What you should do: Tally the lines containing the word "text", and report the tally alone.

(Stored items)
-*-*-

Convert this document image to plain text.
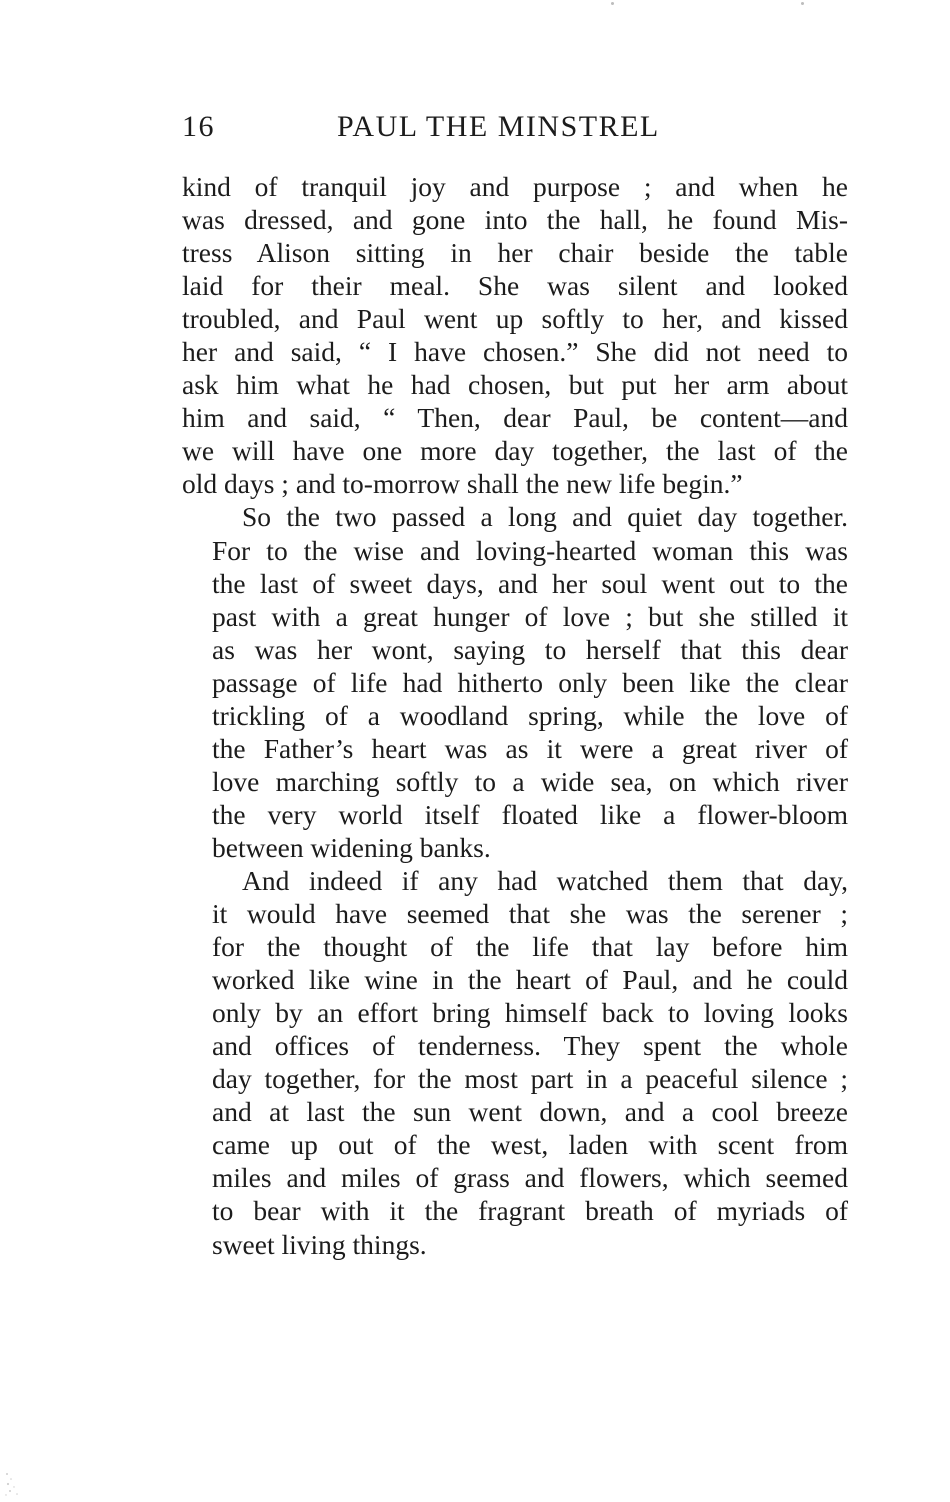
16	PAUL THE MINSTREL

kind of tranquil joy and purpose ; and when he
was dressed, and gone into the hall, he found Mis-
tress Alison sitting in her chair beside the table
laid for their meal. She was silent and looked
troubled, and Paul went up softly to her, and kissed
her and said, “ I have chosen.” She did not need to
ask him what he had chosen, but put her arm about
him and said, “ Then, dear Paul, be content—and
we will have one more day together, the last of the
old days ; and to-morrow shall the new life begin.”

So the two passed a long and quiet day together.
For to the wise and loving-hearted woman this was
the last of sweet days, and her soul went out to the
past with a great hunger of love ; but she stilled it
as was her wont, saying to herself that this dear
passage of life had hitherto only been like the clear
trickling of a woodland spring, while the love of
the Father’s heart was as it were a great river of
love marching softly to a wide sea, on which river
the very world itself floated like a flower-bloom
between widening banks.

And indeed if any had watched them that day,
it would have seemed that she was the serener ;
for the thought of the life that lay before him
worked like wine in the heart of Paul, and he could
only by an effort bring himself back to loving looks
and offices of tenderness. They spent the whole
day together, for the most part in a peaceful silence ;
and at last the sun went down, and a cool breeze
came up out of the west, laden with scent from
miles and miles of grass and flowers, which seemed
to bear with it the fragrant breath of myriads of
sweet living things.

-*-*-

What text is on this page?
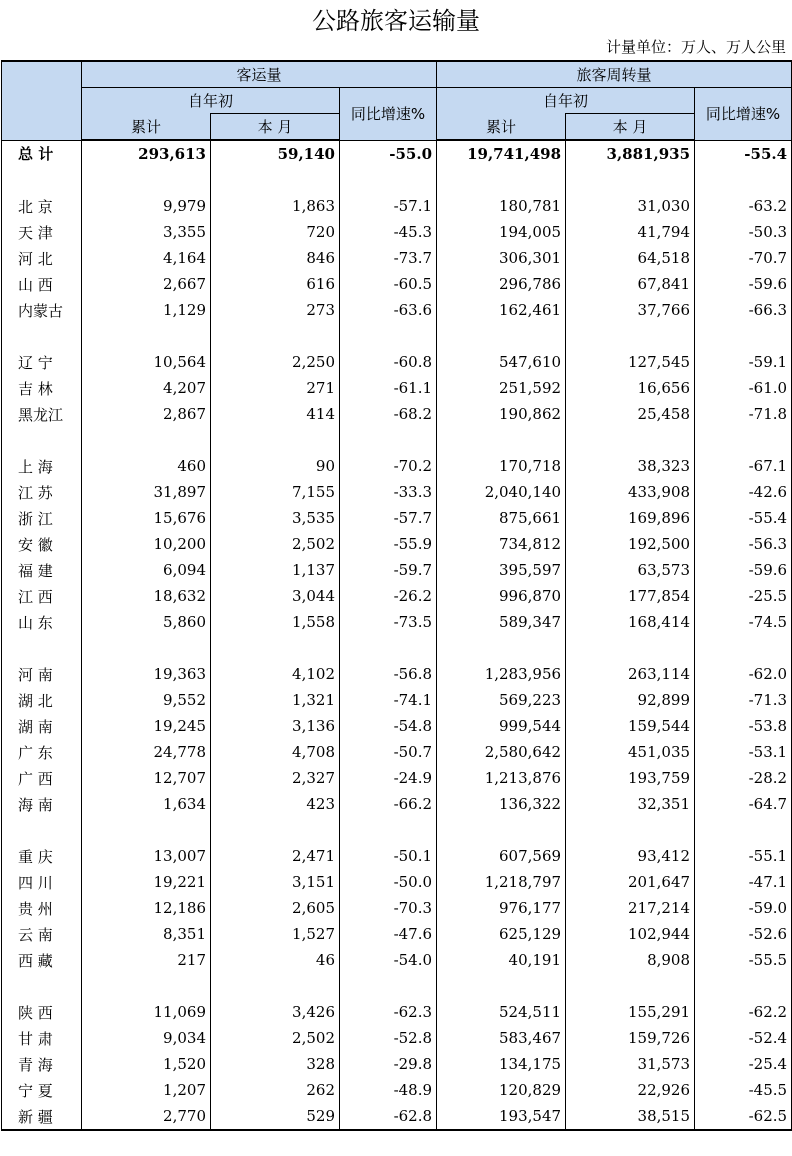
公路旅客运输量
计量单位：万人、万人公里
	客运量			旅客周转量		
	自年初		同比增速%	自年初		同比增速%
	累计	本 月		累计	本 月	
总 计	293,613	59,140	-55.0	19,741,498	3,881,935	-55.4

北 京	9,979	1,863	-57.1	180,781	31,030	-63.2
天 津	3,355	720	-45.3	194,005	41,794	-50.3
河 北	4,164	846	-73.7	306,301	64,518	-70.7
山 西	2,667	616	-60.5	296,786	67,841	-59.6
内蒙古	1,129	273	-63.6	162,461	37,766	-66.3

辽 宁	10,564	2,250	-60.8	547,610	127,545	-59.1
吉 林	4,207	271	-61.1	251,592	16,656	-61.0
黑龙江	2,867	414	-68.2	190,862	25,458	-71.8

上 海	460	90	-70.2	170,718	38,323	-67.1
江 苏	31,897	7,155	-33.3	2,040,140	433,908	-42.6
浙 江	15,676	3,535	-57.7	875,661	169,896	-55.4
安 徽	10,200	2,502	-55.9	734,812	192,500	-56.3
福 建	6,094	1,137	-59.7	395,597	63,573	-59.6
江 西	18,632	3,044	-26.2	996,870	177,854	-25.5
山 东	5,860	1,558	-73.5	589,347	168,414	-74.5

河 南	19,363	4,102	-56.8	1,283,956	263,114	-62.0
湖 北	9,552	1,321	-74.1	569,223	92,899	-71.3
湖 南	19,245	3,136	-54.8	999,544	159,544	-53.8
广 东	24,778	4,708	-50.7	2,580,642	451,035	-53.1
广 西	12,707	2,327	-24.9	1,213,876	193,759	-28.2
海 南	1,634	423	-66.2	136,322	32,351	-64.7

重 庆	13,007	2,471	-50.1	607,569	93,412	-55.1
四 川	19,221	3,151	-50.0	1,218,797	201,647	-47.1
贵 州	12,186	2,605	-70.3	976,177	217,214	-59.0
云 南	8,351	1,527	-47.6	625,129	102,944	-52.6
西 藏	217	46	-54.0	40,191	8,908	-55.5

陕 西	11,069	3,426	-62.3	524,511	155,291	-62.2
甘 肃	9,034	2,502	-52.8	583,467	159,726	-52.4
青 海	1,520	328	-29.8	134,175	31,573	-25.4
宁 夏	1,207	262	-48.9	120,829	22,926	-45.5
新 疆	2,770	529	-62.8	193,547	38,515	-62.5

-*-*-

Result below: 2